OBJECTIVE:
Repeat all of the records verbatim.
*** RECORDS TO USE
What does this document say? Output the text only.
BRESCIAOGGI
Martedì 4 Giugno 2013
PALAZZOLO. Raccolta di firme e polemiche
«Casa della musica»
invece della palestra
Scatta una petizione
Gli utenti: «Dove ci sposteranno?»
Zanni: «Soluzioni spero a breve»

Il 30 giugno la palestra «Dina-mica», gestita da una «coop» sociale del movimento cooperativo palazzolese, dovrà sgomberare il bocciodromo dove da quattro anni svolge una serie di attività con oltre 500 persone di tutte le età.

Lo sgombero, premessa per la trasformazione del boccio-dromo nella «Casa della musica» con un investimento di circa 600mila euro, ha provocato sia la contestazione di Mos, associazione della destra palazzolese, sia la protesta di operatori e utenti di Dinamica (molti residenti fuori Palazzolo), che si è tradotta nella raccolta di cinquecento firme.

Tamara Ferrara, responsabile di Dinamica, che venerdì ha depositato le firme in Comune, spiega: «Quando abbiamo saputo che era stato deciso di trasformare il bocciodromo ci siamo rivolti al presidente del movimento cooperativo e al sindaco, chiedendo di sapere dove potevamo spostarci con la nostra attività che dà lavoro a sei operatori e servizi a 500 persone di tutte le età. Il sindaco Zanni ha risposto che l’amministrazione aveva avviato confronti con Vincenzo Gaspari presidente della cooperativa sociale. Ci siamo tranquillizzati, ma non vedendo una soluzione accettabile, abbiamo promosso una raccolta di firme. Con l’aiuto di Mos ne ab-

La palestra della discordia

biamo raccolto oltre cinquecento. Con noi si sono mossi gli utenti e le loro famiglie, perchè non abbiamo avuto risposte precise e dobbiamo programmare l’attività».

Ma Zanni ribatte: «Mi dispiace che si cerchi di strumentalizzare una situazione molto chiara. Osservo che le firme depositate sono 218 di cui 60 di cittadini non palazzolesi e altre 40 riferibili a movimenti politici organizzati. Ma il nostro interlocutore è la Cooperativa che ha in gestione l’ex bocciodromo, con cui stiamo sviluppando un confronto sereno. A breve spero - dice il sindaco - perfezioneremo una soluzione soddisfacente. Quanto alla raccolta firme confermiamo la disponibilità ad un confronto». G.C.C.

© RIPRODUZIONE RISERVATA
******
SOLVED EXERCISE:
What does this document say? Output the text only.
BRESCIAOGGI
Martedì 4 Giugno 2013
PALAZZOLO. Raccolta di firme e polemiche
«Casa della musica»
invece della palestra
Scatta una petizione
Gli utenti: «Dove ci sposteranno?»
Zanni: «Soluzioni spero a breve»

Il 30 giugno la palestra «Dina-mica», gestita da una «coop» sociale del movimento cooperativo palazzolese, dovrà sgomberare il bocciodromo dove da quattro anni svolge una serie di attività con oltre 500 persone di tutte le età.

Lo sgombero, premessa per la trasformazione del boccio-dromo nella «Casa della musica» con un investimento di circa 600mila euro, ha provocato sia la contestazione di Mos, associazione della destra palazzolese, sia la protesta di operatori e utenti di Dinamica (molti residenti fuori Palazzolo), che si è tradotta nella raccolta di cinquecento firme.

Tamara Ferrara, responsabile di Dinamica, che venerdì ha depositato le firme in Comune, spiega: «Quando abbiamo saputo che era stato deciso di trasformare il bocciodromo ci siamo rivolti al presidente del movimento cooperativo e al sindaco, chiedendo di sapere dove potevamo spostarci con la nostra attività che dà lavoro a sei operatori e servizi a 500 persone di tutte le età. Il sindaco Zanni ha risposto che l’amministrazione aveva avviato confronti con Vincenzo Gaspari presidente della cooperativa sociale. Ci siamo tranquillizzati, ma non vedendo una soluzione accettabile, abbiamo promosso una raccolta di firme. Con l’aiuto di Mos ne ab-

La palestra della discordia

biamo raccolto oltre cinquecento. Con noi si sono mossi gli utenti e le loro famiglie, perchè non abbiamo avuto risposte precise e dobbiamo programmare l’attività».

Ma Zanni ribatte: «Mi dispiace che si cerchi di strumentalizzare una situazione molto chiara. Osservo che le firme depositate sono 218 di cui 60 di cittadini non palazzolesi e altre 40 riferibili a movimenti politici organizzati. Ma il nostro interlocutore è la Cooperativa che ha in gestione l’ex bocciodromo, con cui stiamo sviluppando un confronto sereno. A breve spero - dice il sindaco - perfezioneremo una soluzione soddisfacente. Quanto alla raccolta firme confermiamo la disponibilità ad un confronto». G.C.C.

© RIPRODUZIONE RISERVATA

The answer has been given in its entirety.